Dataset records →
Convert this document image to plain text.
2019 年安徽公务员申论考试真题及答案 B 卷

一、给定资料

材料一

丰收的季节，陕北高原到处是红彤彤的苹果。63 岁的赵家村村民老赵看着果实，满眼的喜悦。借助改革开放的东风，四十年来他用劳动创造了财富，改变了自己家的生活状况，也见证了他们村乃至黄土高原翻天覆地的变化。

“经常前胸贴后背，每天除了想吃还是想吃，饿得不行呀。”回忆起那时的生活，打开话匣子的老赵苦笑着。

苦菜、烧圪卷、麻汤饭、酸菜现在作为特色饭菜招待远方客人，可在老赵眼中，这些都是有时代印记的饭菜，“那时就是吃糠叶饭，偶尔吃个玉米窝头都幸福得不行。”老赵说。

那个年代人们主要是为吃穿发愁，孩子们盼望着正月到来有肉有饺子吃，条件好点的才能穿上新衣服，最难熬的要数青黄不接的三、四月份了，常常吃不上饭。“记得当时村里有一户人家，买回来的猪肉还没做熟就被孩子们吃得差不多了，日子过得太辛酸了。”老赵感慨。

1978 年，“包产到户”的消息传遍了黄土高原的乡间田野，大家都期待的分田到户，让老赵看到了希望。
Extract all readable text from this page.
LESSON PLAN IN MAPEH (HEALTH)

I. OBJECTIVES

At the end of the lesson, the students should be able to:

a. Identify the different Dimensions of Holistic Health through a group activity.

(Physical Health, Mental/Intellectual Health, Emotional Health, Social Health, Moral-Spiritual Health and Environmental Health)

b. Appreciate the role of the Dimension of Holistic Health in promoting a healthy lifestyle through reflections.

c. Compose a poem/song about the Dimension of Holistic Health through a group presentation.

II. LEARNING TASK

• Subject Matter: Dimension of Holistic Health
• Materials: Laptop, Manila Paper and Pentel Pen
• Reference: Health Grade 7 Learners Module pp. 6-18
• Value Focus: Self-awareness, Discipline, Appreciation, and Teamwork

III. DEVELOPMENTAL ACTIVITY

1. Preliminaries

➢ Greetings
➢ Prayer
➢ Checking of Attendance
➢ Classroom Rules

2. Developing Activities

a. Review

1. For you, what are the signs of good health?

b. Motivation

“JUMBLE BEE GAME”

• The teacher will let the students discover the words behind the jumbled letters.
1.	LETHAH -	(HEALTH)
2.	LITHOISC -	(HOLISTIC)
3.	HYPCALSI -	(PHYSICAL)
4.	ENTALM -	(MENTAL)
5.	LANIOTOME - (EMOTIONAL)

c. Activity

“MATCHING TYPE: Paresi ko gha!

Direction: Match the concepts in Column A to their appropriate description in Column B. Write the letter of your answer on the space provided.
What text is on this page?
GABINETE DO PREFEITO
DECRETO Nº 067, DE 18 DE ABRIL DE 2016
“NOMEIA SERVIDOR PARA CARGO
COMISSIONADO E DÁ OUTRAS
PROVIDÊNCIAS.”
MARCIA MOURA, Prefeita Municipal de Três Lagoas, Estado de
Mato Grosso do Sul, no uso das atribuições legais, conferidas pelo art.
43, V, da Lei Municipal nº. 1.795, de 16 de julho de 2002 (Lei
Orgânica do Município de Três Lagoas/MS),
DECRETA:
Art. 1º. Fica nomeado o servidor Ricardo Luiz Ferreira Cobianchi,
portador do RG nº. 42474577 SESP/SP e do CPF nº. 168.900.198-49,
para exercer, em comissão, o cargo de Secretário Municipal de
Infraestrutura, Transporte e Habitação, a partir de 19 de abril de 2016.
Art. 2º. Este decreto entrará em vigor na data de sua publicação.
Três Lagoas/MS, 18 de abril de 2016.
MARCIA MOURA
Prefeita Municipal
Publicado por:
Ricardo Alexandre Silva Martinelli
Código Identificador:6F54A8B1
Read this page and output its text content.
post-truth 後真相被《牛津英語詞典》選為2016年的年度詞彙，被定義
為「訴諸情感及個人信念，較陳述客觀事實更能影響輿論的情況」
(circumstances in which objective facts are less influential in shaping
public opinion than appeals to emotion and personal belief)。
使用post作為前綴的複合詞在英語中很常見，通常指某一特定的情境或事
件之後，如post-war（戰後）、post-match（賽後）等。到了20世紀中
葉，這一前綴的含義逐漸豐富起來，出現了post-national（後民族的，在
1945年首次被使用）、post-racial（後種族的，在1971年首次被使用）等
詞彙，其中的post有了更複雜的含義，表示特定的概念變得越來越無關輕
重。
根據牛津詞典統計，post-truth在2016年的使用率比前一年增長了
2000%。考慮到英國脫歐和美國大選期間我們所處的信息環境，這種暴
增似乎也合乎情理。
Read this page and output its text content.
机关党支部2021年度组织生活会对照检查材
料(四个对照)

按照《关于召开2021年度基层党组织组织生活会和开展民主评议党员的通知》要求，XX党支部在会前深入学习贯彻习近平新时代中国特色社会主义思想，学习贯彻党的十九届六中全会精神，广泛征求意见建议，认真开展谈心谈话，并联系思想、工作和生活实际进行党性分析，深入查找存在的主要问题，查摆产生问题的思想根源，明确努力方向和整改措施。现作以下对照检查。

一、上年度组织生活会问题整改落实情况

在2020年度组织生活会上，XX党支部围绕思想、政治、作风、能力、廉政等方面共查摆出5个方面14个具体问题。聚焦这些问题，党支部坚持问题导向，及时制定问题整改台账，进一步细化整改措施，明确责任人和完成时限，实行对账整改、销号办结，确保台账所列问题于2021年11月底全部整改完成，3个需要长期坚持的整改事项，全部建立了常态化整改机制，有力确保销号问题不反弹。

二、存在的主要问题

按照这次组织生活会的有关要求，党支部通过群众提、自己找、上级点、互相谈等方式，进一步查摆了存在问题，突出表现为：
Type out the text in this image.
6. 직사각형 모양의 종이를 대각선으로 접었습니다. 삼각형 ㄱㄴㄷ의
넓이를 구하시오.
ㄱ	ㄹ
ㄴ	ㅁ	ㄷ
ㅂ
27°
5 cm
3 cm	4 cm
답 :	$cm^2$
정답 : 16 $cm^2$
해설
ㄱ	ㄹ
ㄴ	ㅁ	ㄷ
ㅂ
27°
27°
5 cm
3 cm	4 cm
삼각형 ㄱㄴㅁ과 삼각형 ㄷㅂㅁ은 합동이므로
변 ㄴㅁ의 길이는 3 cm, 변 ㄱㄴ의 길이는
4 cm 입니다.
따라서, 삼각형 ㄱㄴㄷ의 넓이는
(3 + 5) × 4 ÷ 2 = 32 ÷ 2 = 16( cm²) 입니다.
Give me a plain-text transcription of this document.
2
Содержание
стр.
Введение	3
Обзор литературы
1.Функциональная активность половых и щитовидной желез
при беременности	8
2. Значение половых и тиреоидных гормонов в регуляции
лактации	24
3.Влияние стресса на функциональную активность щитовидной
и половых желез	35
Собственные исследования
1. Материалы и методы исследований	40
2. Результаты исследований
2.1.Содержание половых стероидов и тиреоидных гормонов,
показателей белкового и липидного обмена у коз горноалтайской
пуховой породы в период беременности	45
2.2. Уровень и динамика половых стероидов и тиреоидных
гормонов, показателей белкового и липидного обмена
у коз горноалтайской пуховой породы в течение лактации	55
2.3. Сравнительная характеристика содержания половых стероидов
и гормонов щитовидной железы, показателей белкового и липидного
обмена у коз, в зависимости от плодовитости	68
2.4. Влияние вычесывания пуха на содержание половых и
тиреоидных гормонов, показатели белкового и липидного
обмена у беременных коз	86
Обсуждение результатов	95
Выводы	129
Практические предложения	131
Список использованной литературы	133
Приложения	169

THE PROBLEM → Go through the entries and return each line where the word "page" appears.

WRITTEN SOLUTION →
Extract all readable text from this page.
What text is on this page?
Read this page and output its text content.
Read this page and output its text content.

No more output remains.